### Entries supplied
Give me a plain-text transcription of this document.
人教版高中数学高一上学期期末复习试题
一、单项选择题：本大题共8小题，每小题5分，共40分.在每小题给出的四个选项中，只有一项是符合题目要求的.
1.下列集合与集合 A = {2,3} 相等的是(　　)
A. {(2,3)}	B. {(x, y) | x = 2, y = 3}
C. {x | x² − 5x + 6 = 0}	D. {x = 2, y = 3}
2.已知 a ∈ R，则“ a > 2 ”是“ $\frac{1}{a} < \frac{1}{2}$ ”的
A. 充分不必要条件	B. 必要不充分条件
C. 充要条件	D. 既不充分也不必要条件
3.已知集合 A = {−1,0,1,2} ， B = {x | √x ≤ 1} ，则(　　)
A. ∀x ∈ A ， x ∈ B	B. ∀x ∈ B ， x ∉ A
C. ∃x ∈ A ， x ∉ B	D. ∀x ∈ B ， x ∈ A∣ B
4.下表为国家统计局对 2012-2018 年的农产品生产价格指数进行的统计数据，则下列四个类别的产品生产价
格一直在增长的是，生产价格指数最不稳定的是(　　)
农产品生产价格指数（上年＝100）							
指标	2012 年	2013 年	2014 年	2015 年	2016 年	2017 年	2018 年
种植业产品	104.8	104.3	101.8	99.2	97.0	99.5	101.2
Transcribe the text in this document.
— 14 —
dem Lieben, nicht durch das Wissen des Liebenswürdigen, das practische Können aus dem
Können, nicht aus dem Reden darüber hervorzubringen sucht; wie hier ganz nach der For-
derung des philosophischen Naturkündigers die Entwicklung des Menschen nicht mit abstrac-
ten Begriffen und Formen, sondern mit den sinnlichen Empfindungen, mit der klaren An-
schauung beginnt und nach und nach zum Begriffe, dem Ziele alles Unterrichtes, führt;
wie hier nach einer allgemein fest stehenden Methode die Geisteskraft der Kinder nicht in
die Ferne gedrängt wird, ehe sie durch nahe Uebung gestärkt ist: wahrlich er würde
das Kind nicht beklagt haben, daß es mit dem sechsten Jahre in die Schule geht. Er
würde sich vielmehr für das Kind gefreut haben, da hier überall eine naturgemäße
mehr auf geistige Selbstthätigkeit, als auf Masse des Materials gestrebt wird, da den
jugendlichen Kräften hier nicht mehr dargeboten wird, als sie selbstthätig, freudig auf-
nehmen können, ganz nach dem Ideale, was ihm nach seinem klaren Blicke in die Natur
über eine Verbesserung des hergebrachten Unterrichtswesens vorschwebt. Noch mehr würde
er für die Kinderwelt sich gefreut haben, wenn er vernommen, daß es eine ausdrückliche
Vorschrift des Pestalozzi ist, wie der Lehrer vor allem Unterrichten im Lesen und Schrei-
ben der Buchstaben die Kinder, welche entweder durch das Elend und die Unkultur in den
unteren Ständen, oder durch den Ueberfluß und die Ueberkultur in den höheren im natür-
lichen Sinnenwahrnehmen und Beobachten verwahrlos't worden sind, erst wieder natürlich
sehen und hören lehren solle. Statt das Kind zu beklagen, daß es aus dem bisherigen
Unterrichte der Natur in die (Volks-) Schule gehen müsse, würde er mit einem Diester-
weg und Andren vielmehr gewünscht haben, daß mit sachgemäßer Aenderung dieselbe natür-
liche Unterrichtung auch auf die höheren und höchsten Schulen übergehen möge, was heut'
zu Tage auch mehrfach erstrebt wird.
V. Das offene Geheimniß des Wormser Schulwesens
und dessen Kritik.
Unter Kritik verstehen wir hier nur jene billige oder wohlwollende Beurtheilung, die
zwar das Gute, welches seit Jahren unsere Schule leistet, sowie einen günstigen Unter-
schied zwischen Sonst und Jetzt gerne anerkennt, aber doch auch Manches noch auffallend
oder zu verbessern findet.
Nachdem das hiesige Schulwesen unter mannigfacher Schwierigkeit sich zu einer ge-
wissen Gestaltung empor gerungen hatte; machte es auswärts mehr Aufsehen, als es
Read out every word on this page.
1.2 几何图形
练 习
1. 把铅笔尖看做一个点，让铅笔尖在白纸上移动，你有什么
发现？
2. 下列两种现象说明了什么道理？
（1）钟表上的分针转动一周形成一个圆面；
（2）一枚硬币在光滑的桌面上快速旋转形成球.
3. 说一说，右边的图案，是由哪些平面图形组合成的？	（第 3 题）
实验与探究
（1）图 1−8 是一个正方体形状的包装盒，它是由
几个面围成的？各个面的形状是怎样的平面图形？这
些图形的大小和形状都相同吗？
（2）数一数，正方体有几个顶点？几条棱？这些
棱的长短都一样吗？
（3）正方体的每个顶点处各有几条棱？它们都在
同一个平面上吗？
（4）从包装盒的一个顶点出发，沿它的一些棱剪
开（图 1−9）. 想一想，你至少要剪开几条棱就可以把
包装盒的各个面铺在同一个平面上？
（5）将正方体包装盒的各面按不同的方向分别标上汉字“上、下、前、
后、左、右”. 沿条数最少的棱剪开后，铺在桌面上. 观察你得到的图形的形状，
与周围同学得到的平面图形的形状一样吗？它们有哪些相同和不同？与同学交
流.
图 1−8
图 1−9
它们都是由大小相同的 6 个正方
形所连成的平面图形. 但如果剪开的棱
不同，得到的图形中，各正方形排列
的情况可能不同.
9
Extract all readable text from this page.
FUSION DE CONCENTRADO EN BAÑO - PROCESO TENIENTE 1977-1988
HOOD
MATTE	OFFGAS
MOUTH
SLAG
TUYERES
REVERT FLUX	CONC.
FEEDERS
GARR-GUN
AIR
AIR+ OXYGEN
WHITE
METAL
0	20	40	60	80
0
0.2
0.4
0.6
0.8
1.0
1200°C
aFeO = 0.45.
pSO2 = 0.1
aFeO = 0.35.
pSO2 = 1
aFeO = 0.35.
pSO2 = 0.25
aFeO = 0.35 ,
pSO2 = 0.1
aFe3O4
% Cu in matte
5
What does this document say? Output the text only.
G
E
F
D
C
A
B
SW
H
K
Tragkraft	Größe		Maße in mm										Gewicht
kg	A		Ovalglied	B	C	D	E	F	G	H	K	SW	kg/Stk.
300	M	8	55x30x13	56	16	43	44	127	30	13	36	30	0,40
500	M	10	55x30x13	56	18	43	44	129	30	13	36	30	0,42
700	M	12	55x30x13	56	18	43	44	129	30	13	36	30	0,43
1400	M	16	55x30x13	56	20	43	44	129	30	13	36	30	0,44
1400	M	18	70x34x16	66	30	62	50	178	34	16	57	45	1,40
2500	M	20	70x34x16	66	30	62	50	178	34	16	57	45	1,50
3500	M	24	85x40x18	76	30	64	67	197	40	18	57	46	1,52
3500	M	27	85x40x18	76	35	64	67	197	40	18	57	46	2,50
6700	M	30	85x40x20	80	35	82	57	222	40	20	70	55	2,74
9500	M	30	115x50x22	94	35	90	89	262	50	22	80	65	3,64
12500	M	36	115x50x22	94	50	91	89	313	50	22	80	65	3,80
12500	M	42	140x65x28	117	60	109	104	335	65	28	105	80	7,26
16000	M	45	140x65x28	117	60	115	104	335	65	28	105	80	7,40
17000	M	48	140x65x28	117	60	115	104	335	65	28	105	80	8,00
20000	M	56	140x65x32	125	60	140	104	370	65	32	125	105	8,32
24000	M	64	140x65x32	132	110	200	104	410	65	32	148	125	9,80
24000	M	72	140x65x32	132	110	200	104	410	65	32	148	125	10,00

### Work instructions
Retype every entry word for word.

### Result for this exercise
Give me a plain-text transcription of this document.
人教版高中数学高一上学期期末复习试题
一、单项选择题：本大题共8小题，每小题5分，共40分.在每小题给出的四个选项中，只有一项是符合题目要求的.
1.下列集合与集合 A = {2,3} 相等的是(　　)
A. {(2,3)}	B. {(x, y) | x = 2, y = 3}
C. {x | x² − 5x + 6 = 0}	D. {x = 2, y = 3}
2.已知 a ∈ R，则“ a > 2 ”是“ $\frac{1}{a} < \frac{1}{2}$ ”的
A. 充分不必要条件	B. 必要不充分条件
C. 充要条件	D. 既不充分也不必要条件
3.已知集合 A = {−1,0,1,2} ， B = {x | √x ≤ 1} ，则(　　)
A. ∀x ∈ A ， x ∈ B	B. ∀x ∈ B ， x ∉ A
C. ∃x ∈ A ， x ∉ B	D. ∀x ∈ B ， x ∈ A∣ B
4.下表为国家统计局对 2012-2018 年的农产品生产价格指数进行的统计数据，则下列四个类别的产品生产价
格一直在增长的是，生产价格指数最不稳定的是(　　)
农产品生产价格指数（上年＝100）							
指标	2012 年	2013 年	2014 年	2015 年	2016 年	2017 年	2018 年
种植业产品	104.8	104.3	101.8	99.2	97.0	99.5	101.2
Transcribe the text in this document.
— 14 —
dem Lieben, nicht durch das Wissen des Liebenswürdigen, das practische Können aus dem
Können, nicht aus dem Reden darüber hervorzubringen sucht; wie hier ganz nach der For-
derung des philosophischen Naturkündigers die Entwicklung des Menschen nicht mit abstrac-
ten Begriffen und Formen, sondern mit den sinnlichen Empfindungen, mit der klaren An-
schauung beginnt und nach und nach zum Begriffe, dem Ziele alles Unterrichtes, führt;
wie hier nach einer allgemein fest stehenden Methode die Geisteskraft der Kinder nicht in
die Ferne gedrängt wird, ehe sie durch nahe Uebung gestärkt ist: wahrlich er würde
das Kind nicht beklagt haben, daß es mit dem sechsten Jahre in die Schule geht. Er
würde sich vielmehr für das Kind gefreut haben, da hier überall eine naturgemäße
mehr auf geistige Selbstthätigkeit, als auf Masse des Materials gestrebt wird, da den
jugendlichen Kräften hier nicht mehr dargeboten wird, als sie selbstthätig, freudig auf-
nehmen können, ganz nach dem Ideale, was ihm nach seinem klaren Blicke in die Natur
über eine Verbesserung des hergebrachten Unterrichtswesens vorschwebt. Noch mehr würde
er für die Kinderwelt sich gefreut haben, wenn er vernommen, daß es eine ausdrückliche
Vorschrift des Pestalozzi ist, wie der Lehrer vor allem Unterrichten im Lesen und Schrei-
ben der Buchstaben die Kinder, welche entweder durch das Elend und die Unkultur in den
unteren Ständen, oder durch den Ueberfluß und die Ueberkultur in den höheren im natür-
lichen Sinnenwahrnehmen und Beobachten verwahrlos't worden sind, erst wieder natürlich
sehen und hören lehren solle. Statt das Kind zu beklagen, daß es aus dem bisherigen
Unterrichte der Natur in die (Volks-) Schule gehen müsse, würde er mit einem Diester-
weg und Andren vielmehr gewünscht haben, daß mit sachgemäßer Aenderung dieselbe natür-
liche Unterrichtung auch auf die höheren und höchsten Schulen übergehen möge, was heut'
zu Tage auch mehrfach erstrebt wird.
V. Das offene Geheimniß des Wormser Schulwesens
und dessen Kritik.
Unter Kritik verstehen wir hier nur jene billige oder wohlwollende Beurtheilung, die
zwar das Gute, welches seit Jahren unsere Schule leistet, sowie einen günstigen Unter-
schied zwischen Sonst und Jetzt gerne anerkennt, aber doch auch Manches noch auffallend
oder zu verbessern findet.
Nachdem das hiesige Schulwesen unter mannigfacher Schwierigkeit sich zu einer ge-
wissen Gestaltung empor gerungen hatte; machte es auswärts mehr Aufsehen, als es
Read out every word on this page.
1.2 几何图形
练 习
1. 把铅笔尖看做一个点，让铅笔尖在白纸上移动，你有什么
发现？
2. 下列两种现象说明了什么道理？
（1）钟表上的分针转动一周形成一个圆面；
（2）一枚硬币在光滑的桌面上快速旋转形成球.
3. 说一说，右边的图案，是由哪些平面图形组合成的？	（第 3 题）
实验与探究
（1）图 1−8 是一个正方体形状的包装盒，它是由
几个面围成的？各个面的形状是怎样的平面图形？这
些图形的大小和形状都相同吗？
（2）数一数，正方体有几个顶点？几条棱？这些
棱的长短都一样吗？
（3）正方体的每个顶点处各有几条棱？它们都在
同一个平面上吗？
（4）从包装盒的一个顶点出发，沿它的一些棱剪
开（图 1−9）. 想一想，你至少要剪开几条棱就可以把
包装盒的各个面铺在同一个平面上？
（5）将正方体包装盒的各面按不同的方向分别标上汉字“上、下、前、
后、左、右”. 沿条数最少的棱剪开后，铺在桌面上. 观察你得到的图形的形状，
与周围同学得到的平面图形的形状一样吗？它们有哪些相同和不同？与同学交
流.
图 1−8
图 1−9
它们都是由大小相同的 6 个正方
形所连成的平面图形. 但如果剪开的棱
不同，得到的图形中，各正方形排列
的情况可能不同.
9
Extract all readable text from this page.
FUSION DE CONCENTRADO EN BAÑO - PROCESO TENIENTE 1977-1988
HOOD
MATTE	OFFGAS
MOUTH
SLAG
TUYERES
REVERT FLUX	CONC.
FEEDERS
GARR-GUN
AIR
AIR+ OXYGEN
WHITE
METAL
0	20	40	60	80
0
0.2
0.4
0.6
0.8
1.0
1200°C
aFeO = 0.45.
pSO2 = 0.1
aFeO = 0.35.
pSO2 = 1
aFeO = 0.35.
pSO2 = 0.25
aFeO = 0.35 ,
pSO2 = 0.1
aFe3O4
% Cu in matte
5
What does this document say? Output the text only.
G
E
F
D
C
A
B
SW
H
K
Tragkraft	Größe		Maße in mm										Gewicht
kg	A		Ovalglied	B	C	D	E	F	G	H	K	SW	kg/Stk.
300	M	8	55x30x13	56	16	43	44	127	30	13	36	30	0,40
500	M	10	55x30x13	56	18	43	44	129	30	13	36	30	0,42
700	M	12	55x30x13	56	18	43	44	129	30	13	36	30	0,43
1400	M	16	55x30x13	56	20	43	44	129	30	13	36	30	0,44
1400	M	18	70x34x16	66	30	62	50	178	34	16	57	45	1,40
2500	M	20	70x34x16	66	30	62	50	178	34	16	57	45	1,50
3500	M	24	85x40x18	76	30	64	67	197	40	18	57	46	1,52
3500	M	27	85x40x18	76	35	64	67	197	40	18	57	46	2,50
6700	M	30	85x40x20	80	35	82	57	222	40	20	70	55	2,74
9500	M	30	115x50x22	94	35	90	89	262	50	22	80	65	3,64
12500	M	36	115x50x22	94	50	91	89	313	50	22	80	65	3,80
12500	M	42	140x65x28	117	60	109	104	335	65	28	105	80	7,26
16000	M	45	140x65x28	117	60	115	104	335	65	28	105	80	7,40
17000	M	48	140x65x28	117	60	115	104	335	65	28	105	80	8,00
20000	M	56	140x65x32	125	60	140	104	370	65	32	125	105	8,32
24000	M	64	140x65x32	132	110	200	104	410	65	32	148	125	9,80
24000	M	72	140x65x32	132	110	200	104	410	65	32	148	125	10,00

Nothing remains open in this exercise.